§ **AIM OF THE EXERCISE**
Take the records underneath and set them down exactly.

━━━━━━━━━━━━━━━━━━━━

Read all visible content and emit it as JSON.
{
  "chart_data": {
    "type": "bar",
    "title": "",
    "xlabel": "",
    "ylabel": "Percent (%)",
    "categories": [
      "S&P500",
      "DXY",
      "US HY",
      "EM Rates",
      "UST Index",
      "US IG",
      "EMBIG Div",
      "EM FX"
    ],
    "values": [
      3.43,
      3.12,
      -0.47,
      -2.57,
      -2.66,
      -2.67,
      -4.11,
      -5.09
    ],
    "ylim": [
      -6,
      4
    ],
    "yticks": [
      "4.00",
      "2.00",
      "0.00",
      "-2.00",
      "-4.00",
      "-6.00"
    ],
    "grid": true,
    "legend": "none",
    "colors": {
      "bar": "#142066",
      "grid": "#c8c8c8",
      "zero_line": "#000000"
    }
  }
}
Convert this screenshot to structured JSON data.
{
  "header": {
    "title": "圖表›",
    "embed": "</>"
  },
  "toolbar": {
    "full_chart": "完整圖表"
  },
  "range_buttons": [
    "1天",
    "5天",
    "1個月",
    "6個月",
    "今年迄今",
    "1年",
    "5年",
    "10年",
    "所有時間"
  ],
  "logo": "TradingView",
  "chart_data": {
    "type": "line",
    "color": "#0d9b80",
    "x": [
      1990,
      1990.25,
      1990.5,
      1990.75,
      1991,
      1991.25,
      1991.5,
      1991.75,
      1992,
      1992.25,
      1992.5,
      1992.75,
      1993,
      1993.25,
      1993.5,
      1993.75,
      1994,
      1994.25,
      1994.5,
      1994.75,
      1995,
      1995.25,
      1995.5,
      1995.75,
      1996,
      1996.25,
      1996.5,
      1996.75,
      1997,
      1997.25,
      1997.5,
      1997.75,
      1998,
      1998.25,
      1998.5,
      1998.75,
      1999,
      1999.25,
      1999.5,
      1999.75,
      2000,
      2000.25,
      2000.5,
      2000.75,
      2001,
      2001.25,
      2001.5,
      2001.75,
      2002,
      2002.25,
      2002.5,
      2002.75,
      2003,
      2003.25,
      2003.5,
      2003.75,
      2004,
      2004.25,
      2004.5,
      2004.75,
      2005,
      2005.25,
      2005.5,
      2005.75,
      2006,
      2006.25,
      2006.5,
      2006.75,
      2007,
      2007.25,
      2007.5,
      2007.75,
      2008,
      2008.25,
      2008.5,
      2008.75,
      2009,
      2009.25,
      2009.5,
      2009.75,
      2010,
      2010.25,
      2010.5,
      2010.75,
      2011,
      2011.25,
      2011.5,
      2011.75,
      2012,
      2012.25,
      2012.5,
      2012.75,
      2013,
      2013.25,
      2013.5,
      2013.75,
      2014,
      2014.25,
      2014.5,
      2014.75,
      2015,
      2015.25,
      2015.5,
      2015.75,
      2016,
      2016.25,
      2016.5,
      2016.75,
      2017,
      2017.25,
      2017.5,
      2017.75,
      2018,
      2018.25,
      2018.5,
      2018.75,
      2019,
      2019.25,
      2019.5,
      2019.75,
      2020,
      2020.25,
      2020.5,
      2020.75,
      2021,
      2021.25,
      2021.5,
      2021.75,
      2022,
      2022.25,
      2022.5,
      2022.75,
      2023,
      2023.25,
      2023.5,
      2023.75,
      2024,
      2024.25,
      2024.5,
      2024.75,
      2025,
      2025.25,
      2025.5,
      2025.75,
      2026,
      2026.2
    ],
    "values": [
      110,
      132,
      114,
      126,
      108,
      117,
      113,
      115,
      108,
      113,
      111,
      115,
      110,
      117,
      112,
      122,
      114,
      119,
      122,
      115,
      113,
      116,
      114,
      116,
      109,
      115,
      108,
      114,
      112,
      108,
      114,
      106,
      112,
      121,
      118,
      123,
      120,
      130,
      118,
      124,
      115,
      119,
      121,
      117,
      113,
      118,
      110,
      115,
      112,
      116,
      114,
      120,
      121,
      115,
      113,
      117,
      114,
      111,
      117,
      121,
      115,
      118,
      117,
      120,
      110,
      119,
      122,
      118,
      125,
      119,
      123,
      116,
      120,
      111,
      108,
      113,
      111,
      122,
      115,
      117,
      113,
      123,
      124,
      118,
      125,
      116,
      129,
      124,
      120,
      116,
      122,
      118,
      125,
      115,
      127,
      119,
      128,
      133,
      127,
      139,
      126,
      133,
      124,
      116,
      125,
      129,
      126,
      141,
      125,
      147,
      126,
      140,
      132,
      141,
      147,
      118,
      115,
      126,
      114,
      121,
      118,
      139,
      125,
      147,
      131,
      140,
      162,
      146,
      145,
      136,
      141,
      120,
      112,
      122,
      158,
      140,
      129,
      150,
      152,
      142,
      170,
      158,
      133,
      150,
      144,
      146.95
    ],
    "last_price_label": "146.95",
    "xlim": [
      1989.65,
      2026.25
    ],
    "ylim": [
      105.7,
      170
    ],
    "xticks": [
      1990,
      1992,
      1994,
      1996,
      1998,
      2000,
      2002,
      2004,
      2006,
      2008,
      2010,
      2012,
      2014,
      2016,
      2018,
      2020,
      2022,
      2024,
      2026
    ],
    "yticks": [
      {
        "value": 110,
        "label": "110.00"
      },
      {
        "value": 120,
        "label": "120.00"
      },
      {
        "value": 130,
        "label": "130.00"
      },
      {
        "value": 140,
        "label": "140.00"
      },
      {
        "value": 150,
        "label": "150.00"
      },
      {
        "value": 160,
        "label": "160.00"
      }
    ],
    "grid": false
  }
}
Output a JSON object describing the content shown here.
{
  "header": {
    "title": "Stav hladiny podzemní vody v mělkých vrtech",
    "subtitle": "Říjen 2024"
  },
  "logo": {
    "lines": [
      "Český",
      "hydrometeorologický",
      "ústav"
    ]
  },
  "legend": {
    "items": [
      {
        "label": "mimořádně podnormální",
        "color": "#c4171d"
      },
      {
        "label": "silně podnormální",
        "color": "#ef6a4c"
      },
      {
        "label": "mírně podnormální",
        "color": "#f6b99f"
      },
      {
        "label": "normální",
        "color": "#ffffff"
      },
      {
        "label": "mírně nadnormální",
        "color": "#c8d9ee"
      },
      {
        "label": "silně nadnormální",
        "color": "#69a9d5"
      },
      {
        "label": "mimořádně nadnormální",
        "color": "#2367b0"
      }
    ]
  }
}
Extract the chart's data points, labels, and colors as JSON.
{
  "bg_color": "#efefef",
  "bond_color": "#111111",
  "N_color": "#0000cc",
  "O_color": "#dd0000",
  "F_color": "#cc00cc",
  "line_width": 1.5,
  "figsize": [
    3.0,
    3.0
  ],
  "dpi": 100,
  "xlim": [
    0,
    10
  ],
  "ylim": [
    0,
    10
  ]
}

━━━━━━━━━━━━━━━━━━━━

§ **SOLUTION TO THE EXERCISE**
Read all visible content and emit it as JSON.
{
  "chart_data": {
    "type": "bar",
    "title": "",
    "xlabel": "",
    "ylabel": "Percent (%)",
    "categories": [
      "S&P500",
      "DXY",
      "US HY",
      "EM Rates",
      "UST Index",
      "US IG",
      "EMBIG Div",
      "EM FX"
    ],
    "values": [
      3.43,
      3.12,
      -0.47,
      -2.57,
      -2.66,
      -2.67,
      -4.11,
      -5.09
    ],
    "ylim": [
      -6,
      4
    ],
    "yticks": [
      "4.00",
      "2.00",
      "0.00",
      "-2.00",
      "-4.00",
      "-6.00"
    ],
    "grid": true,
    "legend": "none",
    "colors": {
      "bar": "#142066",
      "grid": "#c8c8c8",
      "zero_line": "#000000"
    }
  }
}
Convert this screenshot to structured JSON data.
{
  "header": {
    "title": "圖表›",
    "embed": "</>"
  },
  "toolbar": {
    "full_chart": "完整圖表"
  },
  "range_buttons": [
    "1天",
    "5天",
    "1個月",
    "6個月",
    "今年迄今",
    "1年",
    "5年",
    "10年",
    "所有時間"
  ],
  "logo": "TradingView",
  "chart_data": {
    "type": "line",
    "color": "#0d9b80",
    "x": [
      1990,
      1990.25,
      1990.5,
      1990.75,
      1991,
      1991.25,
      1991.5,
      1991.75,
      1992,
      1992.25,
      1992.5,
      1992.75,
      1993,
      1993.25,
      1993.5,
      1993.75,
      1994,
      1994.25,
      1994.5,
      1994.75,
      1995,
      1995.25,
      1995.5,
      1995.75,
      1996,
      1996.25,
      1996.5,
      1996.75,
      1997,
      1997.25,
      1997.5,
      1997.75,
      1998,
      1998.25,
      1998.5,
      1998.75,
      1999,
      1999.25,
      1999.5,
      1999.75,
      2000,
      2000.25,
      2000.5,
      2000.75,
      2001,
      2001.25,
      2001.5,
      2001.75,
      2002,
      2002.25,
      2002.5,
      2002.75,
      2003,
      2003.25,
      2003.5,
      2003.75,
      2004,
      2004.25,
      2004.5,
      2004.75,
      2005,
      2005.25,
      2005.5,
      2005.75,
      2006,
      2006.25,
      2006.5,
      2006.75,
      2007,
      2007.25,
      2007.5,
      2007.75,
      2008,
      2008.25,
      2008.5,
      2008.75,
      2009,
      2009.25,
      2009.5,
      2009.75,
      2010,
      2010.25,
      2010.5,
      2010.75,
      2011,
      2011.25,
      2011.5,
      2011.75,
      2012,
      2012.25,
      2012.5,
      2012.75,
      2013,
      2013.25,
      2013.5,
      2013.75,
      2014,
      2014.25,
      2014.5,
      2014.75,
      2015,
      2015.25,
      2015.5,
      2015.75,
      2016,
      2016.25,
      2016.5,
      2016.75,
      2017,
      2017.25,
      2017.5,
      2017.75,
      2018,
      2018.25,
      2018.5,
      2018.75,
      2019,
      2019.25,
      2019.5,
      2019.75,
      2020,
      2020.25,
      2020.5,
      2020.75,
      2021,
      2021.25,
      2021.5,
      2021.75,
      2022,
      2022.25,
      2022.5,
      2022.75,
      2023,
      2023.25,
      2023.5,
      2023.75,
      2024,
      2024.25,
      2024.5,
      2024.75,
      2025,
      2025.25,
      2025.5,
      2025.75,
      2026,
      2026.2
    ],
    "values": [
      110,
      132,
      114,
      126,
      108,
      117,
      113,
      115,
      108,
      113,
      111,
      115,
      110,
      117,
      112,
      122,
      114,
      119,
      122,
      115,
      113,
      116,
      114,
      116,
      109,
      115,
      108,
      114,
      112,
      108,
      114,
      106,
      112,
      121,
      118,
      123,
      120,
      130,
      118,
      124,
      115,
      119,
      121,
      117,
      113,
      118,
      110,
      115,
      112,
      116,
      114,
      120,
      121,
      115,
      113,
      117,
      114,
      111,
      117,
      121,
      115,
      118,
      117,
      120,
      110,
      119,
      122,
      118,
      125,
      119,
      123,
      116,
      120,
      111,
      108,
      113,
      111,
      122,
      115,
      117,
      113,
      123,
      124,
      118,
      125,
      116,
      129,
      124,
      120,
      116,
      122,
      118,
      125,
      115,
      127,
      119,
      128,
      133,
      127,
      139,
      126,
      133,
      124,
      116,
      125,
      129,
      126,
      141,
      125,
      147,
      126,
      140,
      132,
      141,
      147,
      118,
      115,
      126,
      114,
      121,
      118,
      139,
      125,
      147,
      131,
      140,
      162,
      146,
      145,
      136,
      141,
      120,
      112,
      122,
      158,
      140,
      129,
      150,
      152,
      142,
      170,
      158,
      133,
      150,
      144,
      146.95
    ],
    "last_price_label": "146.95",
    "xlim": [
      1989.65,
      2026.25
    ],
    "ylim": [
      105.7,
      170
    ],
    "xticks": [
      1990,
      1992,
      1994,
      1996,
      1998,
      2000,
      2002,
      2004,
      2006,
      2008,
      2010,
      2012,
      2014,
      2016,
      2018,
      2020,
      2022,
      2024,
      2026
    ],
    "yticks": [
      {
        "value": 110,
        "label": "110.00"
      },
      {
        "value": 120,
        "label": "120.00"
      },
      {
        "value": 130,
        "label": "130.00"
      },
      {
        "value": 140,
        "label": "140.00"
      },
      {
        "value": 150,
        "label": "150.00"
      },
      {
        "value": 160,
        "label": "160.00"
      }
    ],
    "grid": false
  }
}
Output a JSON object describing the content shown here.
{
  "header": {
    "title": "Stav hladiny podzemní vody v mělkých vrtech",
    "subtitle": "Říjen 2024"
  },
  "logo": {
    "lines": [
      "Český",
      "hydrometeorologický",
      "ústav"
    ]
  },
  "legend": {
    "items": [
      {
        "label": "mimořádně podnormální",
        "color": "#c4171d"
      },
      {
        "label": "silně podnormální",
        "color": "#ef6a4c"
      },
      {
        "label": "mírně podnormální",
        "color": "#f6b99f"
      },
      {
        "label": "normální",
        "color": "#ffffff"
      },
      {
        "label": "mírně nadnormální",
        "color": "#c8d9ee"
      },
      {
        "label": "silně nadnormální",
        "color": "#69a9d5"
      },
      {
        "label": "mimořádně nadnormální",
        "color": "#2367b0"
      }
    ]
  }
}
Extract the chart's data points, labels, and colors as JSON.
{
  "bg_color": "#efefef",
  "bond_color": "#111111",
  "N_color": "#0000cc",
  "O_color": "#dd0000",
  "F_color": "#cc00cc",
  "line_width": 1.5,
  "figsize": [
    3.0,
    3.0
  ],
  "dpi": 100,
  "xlim": [
    0,
    10
  ],
  "ylim": [
    0,
    10
  ]
}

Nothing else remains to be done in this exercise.